What is being asked:
Collect every line of the records below that contains the word "there".

Extracted records:
• • •

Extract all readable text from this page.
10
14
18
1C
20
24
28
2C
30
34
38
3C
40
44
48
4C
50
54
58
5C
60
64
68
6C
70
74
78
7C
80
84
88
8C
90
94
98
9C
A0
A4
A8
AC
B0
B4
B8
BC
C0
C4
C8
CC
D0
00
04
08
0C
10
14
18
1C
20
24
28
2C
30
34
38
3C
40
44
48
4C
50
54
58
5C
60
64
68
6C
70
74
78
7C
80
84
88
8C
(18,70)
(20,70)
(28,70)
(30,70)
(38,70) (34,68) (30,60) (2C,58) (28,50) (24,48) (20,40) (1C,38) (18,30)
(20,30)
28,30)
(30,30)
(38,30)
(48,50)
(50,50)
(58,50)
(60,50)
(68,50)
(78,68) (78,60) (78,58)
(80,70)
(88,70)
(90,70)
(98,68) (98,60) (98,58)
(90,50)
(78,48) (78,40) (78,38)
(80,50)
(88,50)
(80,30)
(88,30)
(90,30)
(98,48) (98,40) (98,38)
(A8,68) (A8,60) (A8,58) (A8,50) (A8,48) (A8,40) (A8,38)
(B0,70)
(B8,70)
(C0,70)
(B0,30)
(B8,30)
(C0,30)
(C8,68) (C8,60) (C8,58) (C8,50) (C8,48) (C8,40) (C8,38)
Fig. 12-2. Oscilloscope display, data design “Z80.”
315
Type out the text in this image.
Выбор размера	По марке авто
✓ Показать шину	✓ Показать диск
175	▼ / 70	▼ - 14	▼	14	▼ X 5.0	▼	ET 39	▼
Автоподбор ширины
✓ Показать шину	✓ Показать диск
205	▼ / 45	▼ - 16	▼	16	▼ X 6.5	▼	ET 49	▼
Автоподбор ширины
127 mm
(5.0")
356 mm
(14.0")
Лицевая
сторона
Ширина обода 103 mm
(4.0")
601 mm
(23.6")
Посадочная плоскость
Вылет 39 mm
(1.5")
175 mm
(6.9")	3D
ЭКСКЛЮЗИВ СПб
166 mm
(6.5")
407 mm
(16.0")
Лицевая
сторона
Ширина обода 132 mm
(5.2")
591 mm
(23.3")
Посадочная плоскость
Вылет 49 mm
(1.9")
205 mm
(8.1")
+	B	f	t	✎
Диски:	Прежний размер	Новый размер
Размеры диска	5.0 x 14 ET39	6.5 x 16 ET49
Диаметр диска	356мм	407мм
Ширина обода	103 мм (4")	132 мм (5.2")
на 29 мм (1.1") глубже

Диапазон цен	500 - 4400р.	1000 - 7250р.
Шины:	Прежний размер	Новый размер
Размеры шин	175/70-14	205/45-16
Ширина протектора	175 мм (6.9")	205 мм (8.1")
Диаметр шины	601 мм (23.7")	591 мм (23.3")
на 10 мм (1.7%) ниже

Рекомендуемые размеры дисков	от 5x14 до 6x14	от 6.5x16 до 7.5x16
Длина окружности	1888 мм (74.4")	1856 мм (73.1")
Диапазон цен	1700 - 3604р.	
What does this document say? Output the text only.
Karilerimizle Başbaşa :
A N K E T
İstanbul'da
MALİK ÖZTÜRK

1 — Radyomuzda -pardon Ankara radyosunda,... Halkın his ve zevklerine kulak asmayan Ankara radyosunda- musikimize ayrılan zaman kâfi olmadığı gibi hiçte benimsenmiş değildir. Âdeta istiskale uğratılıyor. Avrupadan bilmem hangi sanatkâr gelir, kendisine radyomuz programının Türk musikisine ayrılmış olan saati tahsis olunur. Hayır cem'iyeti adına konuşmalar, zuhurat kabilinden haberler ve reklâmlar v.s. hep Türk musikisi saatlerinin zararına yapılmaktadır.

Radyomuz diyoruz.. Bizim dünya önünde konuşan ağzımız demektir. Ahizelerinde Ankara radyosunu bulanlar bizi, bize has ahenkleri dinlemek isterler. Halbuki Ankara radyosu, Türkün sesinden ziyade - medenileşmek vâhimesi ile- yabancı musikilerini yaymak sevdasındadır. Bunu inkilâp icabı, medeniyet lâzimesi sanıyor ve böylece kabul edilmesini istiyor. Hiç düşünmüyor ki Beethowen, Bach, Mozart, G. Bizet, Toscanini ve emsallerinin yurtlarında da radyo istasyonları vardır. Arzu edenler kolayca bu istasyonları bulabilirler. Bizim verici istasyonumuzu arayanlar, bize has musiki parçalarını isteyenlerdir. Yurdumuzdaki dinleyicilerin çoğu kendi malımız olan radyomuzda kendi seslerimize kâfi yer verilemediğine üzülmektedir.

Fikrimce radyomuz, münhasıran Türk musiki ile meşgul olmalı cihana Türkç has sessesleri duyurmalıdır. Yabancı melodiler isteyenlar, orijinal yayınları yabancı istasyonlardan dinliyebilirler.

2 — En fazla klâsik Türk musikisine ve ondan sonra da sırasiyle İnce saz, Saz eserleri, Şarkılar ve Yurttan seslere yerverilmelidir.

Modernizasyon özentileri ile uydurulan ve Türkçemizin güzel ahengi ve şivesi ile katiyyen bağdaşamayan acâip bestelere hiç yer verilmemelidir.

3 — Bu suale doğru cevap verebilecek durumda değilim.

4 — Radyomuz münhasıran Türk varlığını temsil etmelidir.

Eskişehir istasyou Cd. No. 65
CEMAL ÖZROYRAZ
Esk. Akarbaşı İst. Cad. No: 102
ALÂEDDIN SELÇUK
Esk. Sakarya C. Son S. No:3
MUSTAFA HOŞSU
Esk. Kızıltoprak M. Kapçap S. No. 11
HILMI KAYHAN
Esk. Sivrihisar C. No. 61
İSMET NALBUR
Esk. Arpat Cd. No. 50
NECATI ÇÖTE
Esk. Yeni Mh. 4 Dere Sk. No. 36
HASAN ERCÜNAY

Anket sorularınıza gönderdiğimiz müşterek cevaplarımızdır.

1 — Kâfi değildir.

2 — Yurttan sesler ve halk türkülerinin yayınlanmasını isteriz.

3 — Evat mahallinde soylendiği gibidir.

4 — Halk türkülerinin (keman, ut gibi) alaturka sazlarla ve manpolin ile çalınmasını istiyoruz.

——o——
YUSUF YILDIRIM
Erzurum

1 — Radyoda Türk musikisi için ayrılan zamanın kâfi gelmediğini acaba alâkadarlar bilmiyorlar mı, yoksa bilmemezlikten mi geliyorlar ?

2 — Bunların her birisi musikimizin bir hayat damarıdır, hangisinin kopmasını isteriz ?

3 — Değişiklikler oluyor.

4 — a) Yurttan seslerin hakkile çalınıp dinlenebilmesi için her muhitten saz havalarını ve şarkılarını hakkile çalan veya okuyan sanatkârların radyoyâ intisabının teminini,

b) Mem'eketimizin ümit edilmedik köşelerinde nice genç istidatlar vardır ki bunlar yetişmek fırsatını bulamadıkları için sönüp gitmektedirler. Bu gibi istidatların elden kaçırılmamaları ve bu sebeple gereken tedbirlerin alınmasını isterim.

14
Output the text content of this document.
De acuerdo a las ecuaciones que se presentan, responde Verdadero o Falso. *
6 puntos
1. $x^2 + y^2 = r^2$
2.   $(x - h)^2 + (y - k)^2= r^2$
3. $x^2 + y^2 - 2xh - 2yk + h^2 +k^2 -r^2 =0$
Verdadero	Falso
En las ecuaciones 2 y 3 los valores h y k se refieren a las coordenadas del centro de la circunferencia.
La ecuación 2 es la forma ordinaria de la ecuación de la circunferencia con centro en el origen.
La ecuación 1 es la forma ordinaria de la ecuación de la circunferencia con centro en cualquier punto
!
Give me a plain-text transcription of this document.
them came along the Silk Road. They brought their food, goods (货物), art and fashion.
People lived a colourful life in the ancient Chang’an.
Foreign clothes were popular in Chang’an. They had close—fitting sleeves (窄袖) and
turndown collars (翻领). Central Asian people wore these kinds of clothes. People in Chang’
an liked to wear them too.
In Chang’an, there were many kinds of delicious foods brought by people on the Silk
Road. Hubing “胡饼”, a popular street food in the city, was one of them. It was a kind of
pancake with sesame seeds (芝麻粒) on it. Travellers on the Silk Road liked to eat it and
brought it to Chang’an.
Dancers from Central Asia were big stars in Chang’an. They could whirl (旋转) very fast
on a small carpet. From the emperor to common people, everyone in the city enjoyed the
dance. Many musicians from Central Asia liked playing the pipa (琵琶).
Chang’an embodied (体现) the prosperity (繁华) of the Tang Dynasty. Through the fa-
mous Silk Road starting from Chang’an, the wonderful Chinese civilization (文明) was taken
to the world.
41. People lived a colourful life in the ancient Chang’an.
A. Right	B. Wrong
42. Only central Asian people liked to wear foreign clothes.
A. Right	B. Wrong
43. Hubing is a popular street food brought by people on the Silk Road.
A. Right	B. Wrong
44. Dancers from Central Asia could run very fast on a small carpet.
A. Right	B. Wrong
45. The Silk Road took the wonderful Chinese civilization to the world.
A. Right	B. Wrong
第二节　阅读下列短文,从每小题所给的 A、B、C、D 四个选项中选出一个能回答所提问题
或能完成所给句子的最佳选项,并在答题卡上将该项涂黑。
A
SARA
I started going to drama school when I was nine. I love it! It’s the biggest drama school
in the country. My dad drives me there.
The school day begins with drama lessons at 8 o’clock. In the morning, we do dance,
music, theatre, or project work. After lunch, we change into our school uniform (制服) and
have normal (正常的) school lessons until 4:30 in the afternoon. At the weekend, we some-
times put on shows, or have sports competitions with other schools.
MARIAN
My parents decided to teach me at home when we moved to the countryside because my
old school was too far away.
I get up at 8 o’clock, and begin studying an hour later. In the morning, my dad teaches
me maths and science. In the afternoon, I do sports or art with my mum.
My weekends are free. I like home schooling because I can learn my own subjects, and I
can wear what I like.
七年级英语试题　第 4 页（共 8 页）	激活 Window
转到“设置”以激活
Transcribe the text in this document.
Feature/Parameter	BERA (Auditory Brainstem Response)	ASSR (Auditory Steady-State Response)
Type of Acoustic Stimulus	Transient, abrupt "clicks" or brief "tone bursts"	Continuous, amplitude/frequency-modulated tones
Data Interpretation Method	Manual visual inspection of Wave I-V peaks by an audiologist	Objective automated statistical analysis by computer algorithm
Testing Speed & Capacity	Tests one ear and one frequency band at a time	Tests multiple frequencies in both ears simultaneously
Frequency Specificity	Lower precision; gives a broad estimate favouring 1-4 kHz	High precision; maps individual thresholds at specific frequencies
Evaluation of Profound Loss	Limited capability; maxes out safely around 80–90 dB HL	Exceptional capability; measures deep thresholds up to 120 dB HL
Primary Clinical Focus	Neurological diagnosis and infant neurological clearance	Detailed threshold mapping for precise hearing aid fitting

• • •

Answer for this exercise:
In Chang’an, there were many kinds of delicious foods brought by people on the Silk
in the country. My dad drives me there.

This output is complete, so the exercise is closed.